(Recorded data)
##########

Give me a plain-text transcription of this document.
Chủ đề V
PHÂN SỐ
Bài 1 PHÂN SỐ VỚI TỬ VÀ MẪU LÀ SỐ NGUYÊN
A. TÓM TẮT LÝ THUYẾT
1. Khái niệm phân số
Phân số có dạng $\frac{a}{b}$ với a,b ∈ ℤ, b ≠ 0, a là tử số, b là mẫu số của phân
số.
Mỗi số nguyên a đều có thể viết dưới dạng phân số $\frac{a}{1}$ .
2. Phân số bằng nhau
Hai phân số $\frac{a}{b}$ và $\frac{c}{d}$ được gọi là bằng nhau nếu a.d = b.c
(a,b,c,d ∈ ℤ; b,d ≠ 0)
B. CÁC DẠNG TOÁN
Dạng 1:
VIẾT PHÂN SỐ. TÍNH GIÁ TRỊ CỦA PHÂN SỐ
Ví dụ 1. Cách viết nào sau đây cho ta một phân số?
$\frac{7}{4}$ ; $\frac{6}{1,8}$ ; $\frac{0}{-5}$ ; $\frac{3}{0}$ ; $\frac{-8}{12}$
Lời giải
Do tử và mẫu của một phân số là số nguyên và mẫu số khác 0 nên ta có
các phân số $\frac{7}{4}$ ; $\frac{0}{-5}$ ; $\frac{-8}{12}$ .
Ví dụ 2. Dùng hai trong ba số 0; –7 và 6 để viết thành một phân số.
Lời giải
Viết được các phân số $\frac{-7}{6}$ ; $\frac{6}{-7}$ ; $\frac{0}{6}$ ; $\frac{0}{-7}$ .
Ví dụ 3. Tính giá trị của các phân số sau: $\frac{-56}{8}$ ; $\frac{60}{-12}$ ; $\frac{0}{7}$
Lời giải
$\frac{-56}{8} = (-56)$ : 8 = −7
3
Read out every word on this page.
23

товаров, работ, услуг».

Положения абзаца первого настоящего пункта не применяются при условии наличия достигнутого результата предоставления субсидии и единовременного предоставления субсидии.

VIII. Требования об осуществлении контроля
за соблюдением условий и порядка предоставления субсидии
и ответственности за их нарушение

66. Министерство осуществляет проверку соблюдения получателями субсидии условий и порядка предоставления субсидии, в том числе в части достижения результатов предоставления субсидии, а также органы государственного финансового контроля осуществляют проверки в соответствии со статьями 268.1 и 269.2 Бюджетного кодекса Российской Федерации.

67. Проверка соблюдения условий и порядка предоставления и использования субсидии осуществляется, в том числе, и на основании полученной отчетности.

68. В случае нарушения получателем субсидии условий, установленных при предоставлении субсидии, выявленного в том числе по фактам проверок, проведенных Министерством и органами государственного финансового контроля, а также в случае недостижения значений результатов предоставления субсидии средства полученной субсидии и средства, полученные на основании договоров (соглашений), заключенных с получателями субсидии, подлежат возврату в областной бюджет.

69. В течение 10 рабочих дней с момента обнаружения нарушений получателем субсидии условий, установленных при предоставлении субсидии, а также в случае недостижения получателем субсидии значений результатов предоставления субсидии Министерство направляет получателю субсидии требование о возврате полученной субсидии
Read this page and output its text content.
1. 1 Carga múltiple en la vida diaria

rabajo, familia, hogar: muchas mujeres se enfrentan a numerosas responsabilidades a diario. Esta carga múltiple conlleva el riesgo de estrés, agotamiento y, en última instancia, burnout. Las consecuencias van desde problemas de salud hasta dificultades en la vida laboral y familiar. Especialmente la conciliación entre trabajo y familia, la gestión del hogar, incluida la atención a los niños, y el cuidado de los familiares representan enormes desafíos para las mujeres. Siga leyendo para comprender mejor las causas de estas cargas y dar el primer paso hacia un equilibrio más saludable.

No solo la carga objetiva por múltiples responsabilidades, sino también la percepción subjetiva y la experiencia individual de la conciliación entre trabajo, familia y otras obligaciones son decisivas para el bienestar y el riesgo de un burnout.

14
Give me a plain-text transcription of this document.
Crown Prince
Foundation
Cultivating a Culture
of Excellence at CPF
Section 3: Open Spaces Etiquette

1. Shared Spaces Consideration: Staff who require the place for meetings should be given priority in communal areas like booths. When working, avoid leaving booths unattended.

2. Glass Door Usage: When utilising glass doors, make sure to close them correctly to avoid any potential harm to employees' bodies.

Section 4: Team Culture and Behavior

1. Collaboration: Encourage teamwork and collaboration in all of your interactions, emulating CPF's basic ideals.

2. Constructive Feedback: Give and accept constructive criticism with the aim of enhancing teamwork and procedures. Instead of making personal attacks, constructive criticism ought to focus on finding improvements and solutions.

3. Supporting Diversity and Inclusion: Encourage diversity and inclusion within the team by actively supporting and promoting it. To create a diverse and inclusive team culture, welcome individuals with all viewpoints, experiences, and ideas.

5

##########

*WHAT IS BEING ASKED*
Exactly reproduce every record.

*CORRECT RESPONSE*
Give me a plain-text transcription of this document.
Chủ đề V
PHÂN SỐ
Bài 1 PHÂN SỐ VỚI TỬ VÀ MẪU LÀ SỐ NGUYÊN
A. TÓM TẮT LÝ THUYẾT
1. Khái niệm phân số
Phân số có dạng $\frac{a}{b}$ với a,b ∈ ℤ, b ≠ 0, a là tử số, b là mẫu số của phân
số.
Mỗi số nguyên a đều có thể viết dưới dạng phân số $\frac{a}{1}$ .
2. Phân số bằng nhau
Hai phân số $\frac{a}{b}$ và $\frac{c}{d}$ được gọi là bằng nhau nếu a.d = b.c
(a,b,c,d ∈ ℤ; b,d ≠ 0)
B. CÁC DẠNG TOÁN
Dạng 1:
VIẾT PHÂN SỐ. TÍNH GIÁ TRỊ CỦA PHÂN SỐ
Ví dụ 1. Cách viết nào sau đây cho ta một phân số?
$\frac{7}{4}$ ; $\frac{6}{1,8}$ ; $\frac{0}{-5}$ ; $\frac{3}{0}$ ; $\frac{-8}{12}$
Lời giải
Do tử và mẫu của một phân số là số nguyên và mẫu số khác 0 nên ta có
các phân số $\frac{7}{4}$ ; $\frac{0}{-5}$ ; $\frac{-8}{12}$ .
Ví dụ 2. Dùng hai trong ba số 0; –7 và 6 để viết thành một phân số.
Lời giải
Viết được các phân số $\frac{-7}{6}$ ; $\frac{6}{-7}$ ; $\frac{0}{6}$ ; $\frac{0}{-7}$ .
Ví dụ 3. Tính giá trị của các phân số sau: $\frac{-56}{8}$ ; $\frac{60}{-12}$ ; $\frac{0}{7}$
Lời giải
$\frac{-56}{8} = (-56)$ : 8 = −7
3
Read out every word on this page.
23

товаров, работ, услуг».

Положения абзаца первого настоящего пункта не применяются при условии наличия достигнутого результата предоставления субсидии и единовременного предоставления субсидии.

VIII. Требования об осуществлении контроля
за соблюдением условий и порядка предоставления субсидии
и ответственности за их нарушение

66. Министерство осуществляет проверку соблюдения получателями субсидии условий и порядка предоставления субсидии, в том числе в части достижения результатов предоставления субсидии, а также органы государственного финансового контроля осуществляют проверки в соответствии со статьями 268.1 и 269.2 Бюджетного кодекса Российской Федерации.

67. Проверка соблюдения условий и порядка предоставления и использования субсидии осуществляется, в том числе, и на основании полученной отчетности.

68. В случае нарушения получателем субсидии условий, установленных при предоставлении субсидии, выявленного в том числе по фактам проверок, проведенных Министерством и органами государственного финансового контроля, а также в случае недостижения значений результатов предоставления субсидии средства полученной субсидии и средства, полученные на основании договоров (соглашений), заключенных с получателями субсидии, подлежат возврату в областной бюджет.

69. В течение 10 рабочих дней с момента обнаружения нарушений получателем субсидии условий, установленных при предоставлении субсидии, а также в случае недостижения получателем субсидии значений результатов предоставления субсидии Министерство направляет получателю субсидии требование о возврате полученной субсидии
Read this page and output its text content.
1. 1 Carga múltiple en la vida diaria

rabajo, familia, hogar: muchas mujeres se enfrentan a numerosas responsabilidades a diario. Esta carga múltiple conlleva el riesgo de estrés, agotamiento y, en última instancia, burnout. Las consecuencias van desde problemas de salud hasta dificultades en la vida laboral y familiar. Especialmente la conciliación entre trabajo y familia, la gestión del hogar, incluida la atención a los niños, y el cuidado de los familiares representan enormes desafíos para las mujeres. Siga leyendo para comprender mejor las causas de estas cargas y dar el primer paso hacia un equilibrio más saludable.

No solo la carga objetiva por múltiples responsabilidades, sino también la percepción subjetiva y la experiencia individual de la conciliación entre trabajo, familia y otras obligaciones son decisivas para el bienestar y el riesgo de un burnout.

14
Give me a plain-text transcription of this document.
Crown Prince
Foundation
Cultivating a Culture
of Excellence at CPF
Section 3: Open Spaces Etiquette

1. Shared Spaces Consideration: Staff who require the place for meetings should be given priority in communal areas like booths. When working, avoid leaving booths unattended.

2. Glass Door Usage: When utilising glass doors, make sure to close them correctly to avoid any potential harm to employees' bodies.

Section 4: Team Culture and Behavior

1. Collaboration: Encourage teamwork and collaboration in all of your interactions, emulating CPF's basic ideals.

2. Constructive Feedback: Give and accept constructive criticism with the aim of enhancing teamwork and procedures. Instead of making personal attacks, constructive criticism ought to focus on finding improvements and solutions.

3. Supporting Diversity and Inclusion: Encourage diversity and inclusion within the team by actively supporting and promoting it. To create a diverse and inclusive team culture, welcome individuals with all viewpoints, experiences, and ideas.

5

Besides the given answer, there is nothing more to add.